§ WORK TO DO
Copy each line below that contains "named".

(Extracted data entries)

——————————

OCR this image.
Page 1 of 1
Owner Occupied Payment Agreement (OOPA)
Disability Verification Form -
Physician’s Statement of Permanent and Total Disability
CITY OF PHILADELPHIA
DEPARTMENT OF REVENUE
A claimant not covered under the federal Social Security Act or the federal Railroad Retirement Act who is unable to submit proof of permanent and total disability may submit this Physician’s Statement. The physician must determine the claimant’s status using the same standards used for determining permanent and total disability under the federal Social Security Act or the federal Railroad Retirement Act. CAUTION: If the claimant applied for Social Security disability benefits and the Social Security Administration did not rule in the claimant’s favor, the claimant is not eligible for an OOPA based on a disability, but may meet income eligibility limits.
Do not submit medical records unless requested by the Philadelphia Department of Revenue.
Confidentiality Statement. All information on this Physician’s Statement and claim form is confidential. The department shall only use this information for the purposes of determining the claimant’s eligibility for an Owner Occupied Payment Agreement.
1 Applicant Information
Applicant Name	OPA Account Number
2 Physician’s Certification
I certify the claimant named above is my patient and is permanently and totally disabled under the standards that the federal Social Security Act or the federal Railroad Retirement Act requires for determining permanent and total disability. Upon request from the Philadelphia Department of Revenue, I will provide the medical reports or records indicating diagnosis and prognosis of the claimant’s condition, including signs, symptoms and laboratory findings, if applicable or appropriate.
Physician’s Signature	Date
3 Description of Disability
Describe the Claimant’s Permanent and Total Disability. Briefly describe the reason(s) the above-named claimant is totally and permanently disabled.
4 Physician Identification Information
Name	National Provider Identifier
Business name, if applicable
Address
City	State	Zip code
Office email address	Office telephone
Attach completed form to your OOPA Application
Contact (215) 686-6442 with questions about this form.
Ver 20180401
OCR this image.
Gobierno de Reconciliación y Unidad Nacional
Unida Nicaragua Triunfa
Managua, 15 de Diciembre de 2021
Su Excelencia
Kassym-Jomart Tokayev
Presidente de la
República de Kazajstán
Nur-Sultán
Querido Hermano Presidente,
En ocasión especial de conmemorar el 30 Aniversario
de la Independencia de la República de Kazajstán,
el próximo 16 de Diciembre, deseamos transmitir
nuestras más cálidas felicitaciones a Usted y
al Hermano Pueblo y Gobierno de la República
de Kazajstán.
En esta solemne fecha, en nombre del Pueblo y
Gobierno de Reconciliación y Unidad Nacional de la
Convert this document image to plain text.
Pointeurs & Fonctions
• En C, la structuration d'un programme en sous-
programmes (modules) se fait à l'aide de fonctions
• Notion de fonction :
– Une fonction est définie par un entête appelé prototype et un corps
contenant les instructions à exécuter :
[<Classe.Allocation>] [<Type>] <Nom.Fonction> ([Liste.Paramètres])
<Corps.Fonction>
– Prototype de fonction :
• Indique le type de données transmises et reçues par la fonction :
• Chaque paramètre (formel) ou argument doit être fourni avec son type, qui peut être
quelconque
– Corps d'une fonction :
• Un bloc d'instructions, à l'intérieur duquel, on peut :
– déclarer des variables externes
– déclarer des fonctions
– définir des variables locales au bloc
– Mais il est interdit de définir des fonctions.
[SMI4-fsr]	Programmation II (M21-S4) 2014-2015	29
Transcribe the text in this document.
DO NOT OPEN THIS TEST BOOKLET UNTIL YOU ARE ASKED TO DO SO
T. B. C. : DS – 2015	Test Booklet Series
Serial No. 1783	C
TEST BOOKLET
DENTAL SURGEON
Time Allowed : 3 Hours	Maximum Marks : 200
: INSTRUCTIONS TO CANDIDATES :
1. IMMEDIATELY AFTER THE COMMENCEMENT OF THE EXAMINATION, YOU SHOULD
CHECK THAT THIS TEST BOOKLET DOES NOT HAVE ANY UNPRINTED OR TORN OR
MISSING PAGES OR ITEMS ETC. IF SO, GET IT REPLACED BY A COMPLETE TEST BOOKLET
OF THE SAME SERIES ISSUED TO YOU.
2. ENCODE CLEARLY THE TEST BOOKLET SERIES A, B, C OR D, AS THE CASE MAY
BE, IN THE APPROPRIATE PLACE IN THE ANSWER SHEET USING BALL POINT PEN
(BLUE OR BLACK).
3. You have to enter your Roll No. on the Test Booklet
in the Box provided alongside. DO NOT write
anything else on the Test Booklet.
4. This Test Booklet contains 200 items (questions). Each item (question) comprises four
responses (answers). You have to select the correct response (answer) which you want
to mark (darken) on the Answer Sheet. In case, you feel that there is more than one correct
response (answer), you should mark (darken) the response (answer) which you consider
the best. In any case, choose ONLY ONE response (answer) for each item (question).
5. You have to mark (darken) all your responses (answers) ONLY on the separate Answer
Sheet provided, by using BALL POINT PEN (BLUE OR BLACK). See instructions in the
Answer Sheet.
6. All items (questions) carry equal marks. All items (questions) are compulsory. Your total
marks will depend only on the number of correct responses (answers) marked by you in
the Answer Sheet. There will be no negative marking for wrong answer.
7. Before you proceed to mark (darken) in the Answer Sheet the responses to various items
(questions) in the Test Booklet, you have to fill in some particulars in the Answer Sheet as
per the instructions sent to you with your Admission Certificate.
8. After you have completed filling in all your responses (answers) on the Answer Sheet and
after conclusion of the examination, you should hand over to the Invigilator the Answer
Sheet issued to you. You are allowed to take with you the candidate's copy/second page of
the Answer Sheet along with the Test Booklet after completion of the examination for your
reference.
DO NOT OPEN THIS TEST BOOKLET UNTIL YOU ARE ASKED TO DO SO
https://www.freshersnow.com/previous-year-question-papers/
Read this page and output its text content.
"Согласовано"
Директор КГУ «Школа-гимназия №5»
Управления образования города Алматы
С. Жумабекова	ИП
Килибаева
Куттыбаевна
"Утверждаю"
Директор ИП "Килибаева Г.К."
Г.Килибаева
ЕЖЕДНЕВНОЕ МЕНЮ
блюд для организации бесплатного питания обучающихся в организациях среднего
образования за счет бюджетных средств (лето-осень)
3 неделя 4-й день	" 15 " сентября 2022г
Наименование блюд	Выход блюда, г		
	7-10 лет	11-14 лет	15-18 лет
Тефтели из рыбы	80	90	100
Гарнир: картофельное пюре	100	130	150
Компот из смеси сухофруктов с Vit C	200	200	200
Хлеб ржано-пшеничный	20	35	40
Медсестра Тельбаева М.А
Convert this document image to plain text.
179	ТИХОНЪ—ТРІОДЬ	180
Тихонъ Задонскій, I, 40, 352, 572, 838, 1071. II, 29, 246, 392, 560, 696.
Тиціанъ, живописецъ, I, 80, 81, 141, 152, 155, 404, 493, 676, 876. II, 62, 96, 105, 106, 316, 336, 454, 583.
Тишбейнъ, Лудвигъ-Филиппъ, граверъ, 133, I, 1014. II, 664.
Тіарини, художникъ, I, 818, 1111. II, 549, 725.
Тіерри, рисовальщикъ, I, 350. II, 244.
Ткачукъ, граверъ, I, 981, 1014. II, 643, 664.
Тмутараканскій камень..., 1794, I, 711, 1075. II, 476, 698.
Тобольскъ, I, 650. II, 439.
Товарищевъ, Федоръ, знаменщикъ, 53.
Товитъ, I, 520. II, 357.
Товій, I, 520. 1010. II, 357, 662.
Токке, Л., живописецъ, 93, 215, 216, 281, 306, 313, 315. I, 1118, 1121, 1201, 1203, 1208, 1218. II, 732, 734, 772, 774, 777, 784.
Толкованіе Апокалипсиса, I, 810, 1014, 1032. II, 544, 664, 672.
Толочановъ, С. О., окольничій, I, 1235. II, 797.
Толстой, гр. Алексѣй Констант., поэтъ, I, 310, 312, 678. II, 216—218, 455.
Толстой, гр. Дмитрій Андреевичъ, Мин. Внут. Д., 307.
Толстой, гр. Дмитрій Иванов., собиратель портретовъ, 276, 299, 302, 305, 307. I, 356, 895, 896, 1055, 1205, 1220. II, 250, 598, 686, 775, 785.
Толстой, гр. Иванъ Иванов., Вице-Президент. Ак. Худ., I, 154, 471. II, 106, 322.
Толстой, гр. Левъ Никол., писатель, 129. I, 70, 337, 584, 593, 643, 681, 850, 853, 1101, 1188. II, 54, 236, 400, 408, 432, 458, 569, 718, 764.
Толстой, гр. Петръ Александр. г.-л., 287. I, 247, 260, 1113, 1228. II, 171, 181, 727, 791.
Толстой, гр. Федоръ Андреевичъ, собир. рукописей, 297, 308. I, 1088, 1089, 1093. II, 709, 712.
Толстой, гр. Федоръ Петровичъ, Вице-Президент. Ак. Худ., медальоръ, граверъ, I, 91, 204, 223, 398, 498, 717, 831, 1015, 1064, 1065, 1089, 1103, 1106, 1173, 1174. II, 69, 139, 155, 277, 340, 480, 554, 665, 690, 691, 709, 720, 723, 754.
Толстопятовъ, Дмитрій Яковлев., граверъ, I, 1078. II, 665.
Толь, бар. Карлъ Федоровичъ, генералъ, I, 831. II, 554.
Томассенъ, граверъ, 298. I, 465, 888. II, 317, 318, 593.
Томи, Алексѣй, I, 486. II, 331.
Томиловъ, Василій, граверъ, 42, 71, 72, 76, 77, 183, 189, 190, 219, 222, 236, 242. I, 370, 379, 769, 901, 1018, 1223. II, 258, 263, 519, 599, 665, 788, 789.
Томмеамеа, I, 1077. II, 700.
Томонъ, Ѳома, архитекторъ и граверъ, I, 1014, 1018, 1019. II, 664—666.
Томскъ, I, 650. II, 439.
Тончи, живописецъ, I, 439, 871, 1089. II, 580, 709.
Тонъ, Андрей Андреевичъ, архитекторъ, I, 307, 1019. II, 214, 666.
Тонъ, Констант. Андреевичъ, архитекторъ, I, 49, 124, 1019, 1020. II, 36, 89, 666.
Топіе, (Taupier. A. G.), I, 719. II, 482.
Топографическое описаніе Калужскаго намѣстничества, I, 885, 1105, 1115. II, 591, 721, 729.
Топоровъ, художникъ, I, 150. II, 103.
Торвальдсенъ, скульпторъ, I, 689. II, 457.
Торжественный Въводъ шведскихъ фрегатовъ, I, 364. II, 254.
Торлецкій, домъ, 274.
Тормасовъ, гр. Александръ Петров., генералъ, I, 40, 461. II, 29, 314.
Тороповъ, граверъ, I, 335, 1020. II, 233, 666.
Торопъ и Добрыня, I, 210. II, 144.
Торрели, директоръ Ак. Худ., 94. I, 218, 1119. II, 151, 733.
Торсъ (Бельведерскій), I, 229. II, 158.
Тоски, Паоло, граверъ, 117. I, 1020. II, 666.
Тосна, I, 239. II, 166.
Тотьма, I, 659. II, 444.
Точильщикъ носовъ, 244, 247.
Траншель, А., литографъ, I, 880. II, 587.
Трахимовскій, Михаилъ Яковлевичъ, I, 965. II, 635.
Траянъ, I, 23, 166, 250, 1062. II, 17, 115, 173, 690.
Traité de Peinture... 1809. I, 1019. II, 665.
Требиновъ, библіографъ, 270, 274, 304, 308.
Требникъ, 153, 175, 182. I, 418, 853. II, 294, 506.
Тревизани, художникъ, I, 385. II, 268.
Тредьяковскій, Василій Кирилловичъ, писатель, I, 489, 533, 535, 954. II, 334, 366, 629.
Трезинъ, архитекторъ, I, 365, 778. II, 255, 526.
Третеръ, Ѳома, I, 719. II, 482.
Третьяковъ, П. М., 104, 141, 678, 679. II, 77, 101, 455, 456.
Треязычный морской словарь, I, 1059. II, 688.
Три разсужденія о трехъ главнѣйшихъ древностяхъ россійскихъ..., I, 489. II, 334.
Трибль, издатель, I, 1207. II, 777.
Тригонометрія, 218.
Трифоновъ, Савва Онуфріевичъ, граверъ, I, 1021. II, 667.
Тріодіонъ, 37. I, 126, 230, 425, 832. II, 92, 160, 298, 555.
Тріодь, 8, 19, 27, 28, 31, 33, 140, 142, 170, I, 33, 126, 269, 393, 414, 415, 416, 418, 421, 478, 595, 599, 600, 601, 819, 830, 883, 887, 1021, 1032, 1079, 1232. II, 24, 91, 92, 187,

——————————

§ FINISHED EXERCISE
I certify the claimant named above is my patient and is permanently and totally disabled under the standards that the federal Social Security Act or the federal Railroad Retirement Act requires for determining permanent and total disability. Upon request from the Philadelphia Department of Revenue, I will provide the medical reports or records indicating diagnosis and prognosis of the claimant’s condition, including signs, symptoms and laboratory findings, if applicable or appropriate.
Describe the Claimant’s Permanent and Total Disability. Briefly describe the reason(s) the above-named claimant is totally and permanently disabled.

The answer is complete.